■ What you need to do: Transcribe every line of the entries below verbatim, leaving out the pictures.

-- start of Input material --

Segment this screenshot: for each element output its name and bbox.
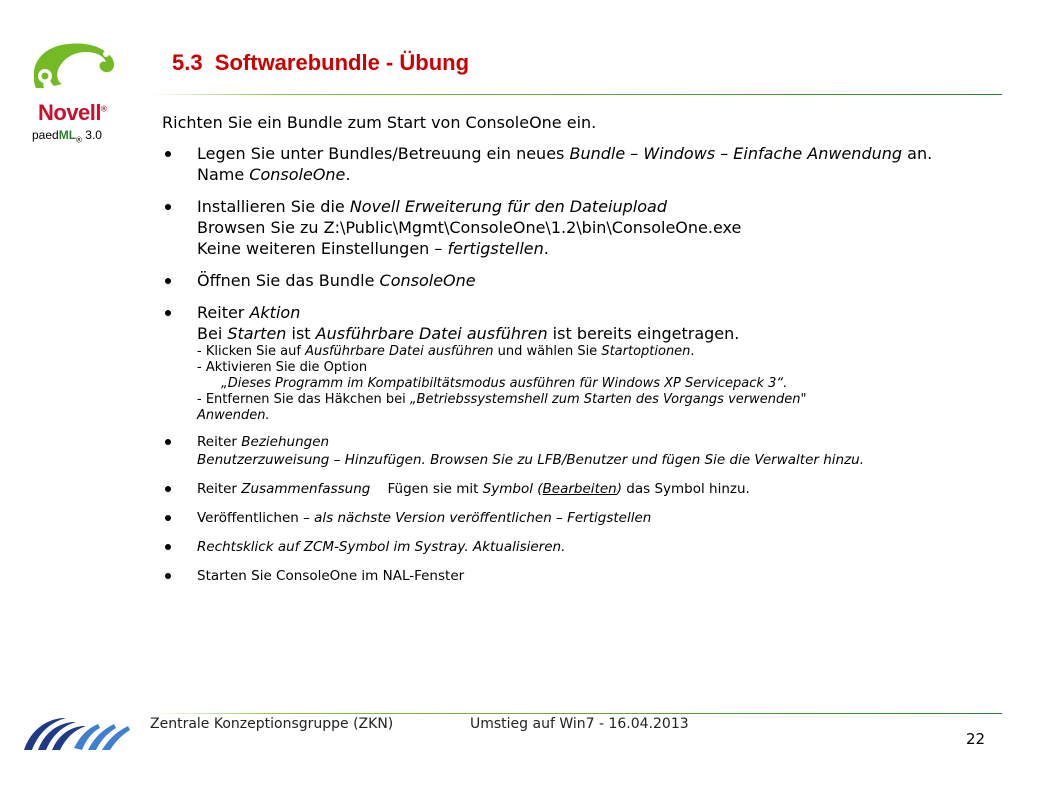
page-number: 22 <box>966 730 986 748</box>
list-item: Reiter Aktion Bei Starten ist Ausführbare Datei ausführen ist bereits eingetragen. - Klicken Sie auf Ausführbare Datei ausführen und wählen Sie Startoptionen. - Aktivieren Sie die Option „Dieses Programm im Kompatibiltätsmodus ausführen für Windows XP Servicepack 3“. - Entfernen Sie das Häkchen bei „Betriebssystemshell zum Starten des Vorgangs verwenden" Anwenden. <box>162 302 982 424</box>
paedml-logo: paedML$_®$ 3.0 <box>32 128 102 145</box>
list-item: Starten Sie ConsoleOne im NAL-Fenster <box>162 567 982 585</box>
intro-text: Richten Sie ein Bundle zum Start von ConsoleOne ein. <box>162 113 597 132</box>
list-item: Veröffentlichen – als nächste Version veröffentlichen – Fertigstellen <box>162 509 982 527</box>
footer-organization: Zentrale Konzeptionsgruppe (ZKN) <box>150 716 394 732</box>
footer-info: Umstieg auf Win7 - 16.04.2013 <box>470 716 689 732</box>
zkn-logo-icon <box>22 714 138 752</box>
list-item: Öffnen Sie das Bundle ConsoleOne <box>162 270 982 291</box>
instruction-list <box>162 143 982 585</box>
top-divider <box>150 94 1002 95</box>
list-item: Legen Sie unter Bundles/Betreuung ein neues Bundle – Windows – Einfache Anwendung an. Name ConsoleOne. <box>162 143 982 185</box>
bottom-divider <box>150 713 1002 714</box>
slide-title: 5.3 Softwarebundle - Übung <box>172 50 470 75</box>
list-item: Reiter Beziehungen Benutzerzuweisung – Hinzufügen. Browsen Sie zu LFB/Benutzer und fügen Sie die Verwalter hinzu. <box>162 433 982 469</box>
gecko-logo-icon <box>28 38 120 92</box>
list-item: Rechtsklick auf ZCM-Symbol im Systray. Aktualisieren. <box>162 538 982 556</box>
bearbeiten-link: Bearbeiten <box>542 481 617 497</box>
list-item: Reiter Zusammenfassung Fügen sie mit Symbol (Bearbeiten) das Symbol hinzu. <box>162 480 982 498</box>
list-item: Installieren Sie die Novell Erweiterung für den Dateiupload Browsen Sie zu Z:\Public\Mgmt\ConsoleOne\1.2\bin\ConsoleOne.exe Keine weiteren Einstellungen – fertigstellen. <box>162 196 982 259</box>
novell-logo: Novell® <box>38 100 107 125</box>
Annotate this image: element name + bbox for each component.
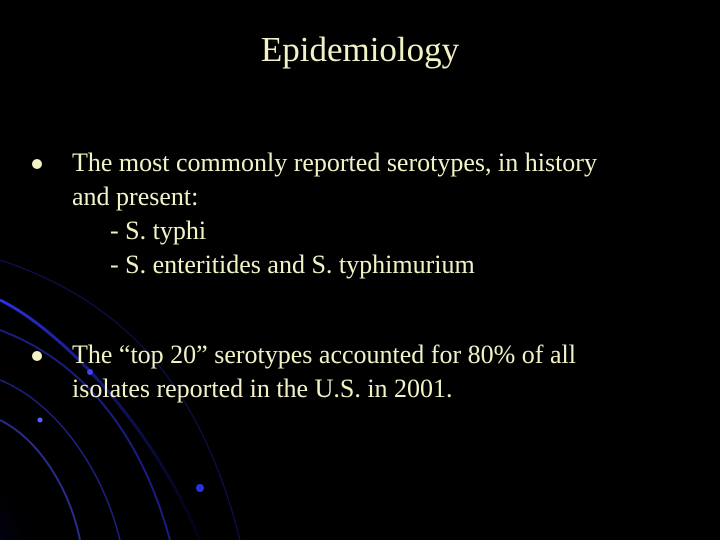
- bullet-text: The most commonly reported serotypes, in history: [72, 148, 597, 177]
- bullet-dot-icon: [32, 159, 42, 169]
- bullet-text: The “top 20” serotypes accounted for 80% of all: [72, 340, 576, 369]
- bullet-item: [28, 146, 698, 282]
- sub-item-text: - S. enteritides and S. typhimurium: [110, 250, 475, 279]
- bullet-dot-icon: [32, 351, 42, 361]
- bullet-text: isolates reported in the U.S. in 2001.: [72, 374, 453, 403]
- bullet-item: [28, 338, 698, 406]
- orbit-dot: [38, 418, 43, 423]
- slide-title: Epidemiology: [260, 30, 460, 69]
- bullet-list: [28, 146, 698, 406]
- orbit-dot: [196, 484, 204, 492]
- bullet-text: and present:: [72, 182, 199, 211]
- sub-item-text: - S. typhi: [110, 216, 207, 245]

-- end of Input material --

■ Task response:
Segment this screenshot: for each element output its name and bbox.
page-number: 22 <box>966 730 986 748</box>
list-item: Reiter Aktion Bei Starten ist Ausführbare Datei ausführen ist bereits eingetragen. - Klicken Sie auf Ausführbare Datei ausführen und wählen Sie Startoptionen. - Aktivieren Sie die Option „Dieses Programm im Kompatibiltätsmodus ausführen für Windows XP Servicepack 3“. - Entfernen Sie das Häkchen bei „Betriebssystemshell zum Starten des Vorgangs verwenden" Anwenden. <box>162 302 982 424</box>
paedml-logo: paedML$_®$ 3.0 <box>32 128 102 145</box>
list-item: Starten Sie ConsoleOne im NAL-Fenster <box>162 567 982 585</box>
intro-text: Richten Sie ein Bundle zum Start von ConsoleOne ein. <box>162 113 597 132</box>
list-item: Veröffentlichen – als nächste Version veröffentlichen – Fertigstellen <box>162 509 982 527</box>
footer-organization: Zentrale Konzeptionsgruppe (ZKN) <box>150 716 394 732</box>
footer-info: Umstieg auf Win7 - 16.04.2013 <box>470 716 689 732</box>
zkn-logo-icon <box>22 714 138 752</box>
list-item: Öffnen Sie das Bundle ConsoleOne <box>162 270 982 291</box>
instruction-list <box>162 143 982 585</box>
top-divider <box>150 94 1002 95</box>
list-item: Legen Sie unter Bundles/Betreuung ein neues Bundle – Windows – Einfache Anwendung an. Name ConsoleOne. <box>162 143 982 185</box>
bottom-divider <box>150 713 1002 714</box>
slide-title: 5.3 Softwarebundle - Übung <box>172 50 470 75</box>
list-item: Reiter Beziehungen Benutzerzuweisung – Hinzufügen. Browsen Sie zu LFB/Benutzer und fügen Sie die Verwalter hinzu. <box>162 433 982 469</box>
gecko-logo-icon <box>28 38 120 92</box>
list-item: Rechtsklick auf ZCM-Symbol im Systray. Aktualisieren. <box>162 538 982 556</box>
bearbeiten-link: Bearbeiten <box>542 481 617 497</box>
list-item: Reiter Zusammenfassung Fügen sie mit Symbol (Bearbeiten) das Symbol hinzu. <box>162 480 982 498</box>
list-item: Installieren Sie die Novell Erweiterung für den Dateiupload Browsen Sie zu Z:\Public\Mgmt\ConsoleOne\1.2\bin\ConsoleOne.exe Keine weiteren Einstellungen – fertigstellen. <box>162 196 982 259</box>
novell-logo: Novell® <box>38 100 107 125</box>
Annotate this image: element name + bbox for each component.
- bullet-text: The most commonly reported serotypes, in history: [72, 148, 597, 177]
- bullet-dot-icon: [32, 159, 42, 169]
- bullet-text: The “top 20” serotypes accounted for 80% of all: [72, 340, 576, 369]
- bullet-item: [28, 146, 698, 282]
- sub-item-text: - S. enteritides and S. typhimurium: [110, 250, 475, 279]
- bullet-dot-icon: [32, 351, 42, 361]
- bullet-text: isolates reported in the U.S. in 2001.: [72, 374, 453, 403]
- bullet-item: [28, 338, 698, 406]
- orbit-dot: [38, 418, 43, 423]
- slide-title: Epidemiology: [260, 30, 460, 69]
- bullet-list: [28, 146, 698, 406]
- orbit-dot: [196, 484, 204, 492]
- bullet-text: and present:: [72, 182, 199, 211]
- sub-item-text: - S. typhi: [110, 216, 207, 245]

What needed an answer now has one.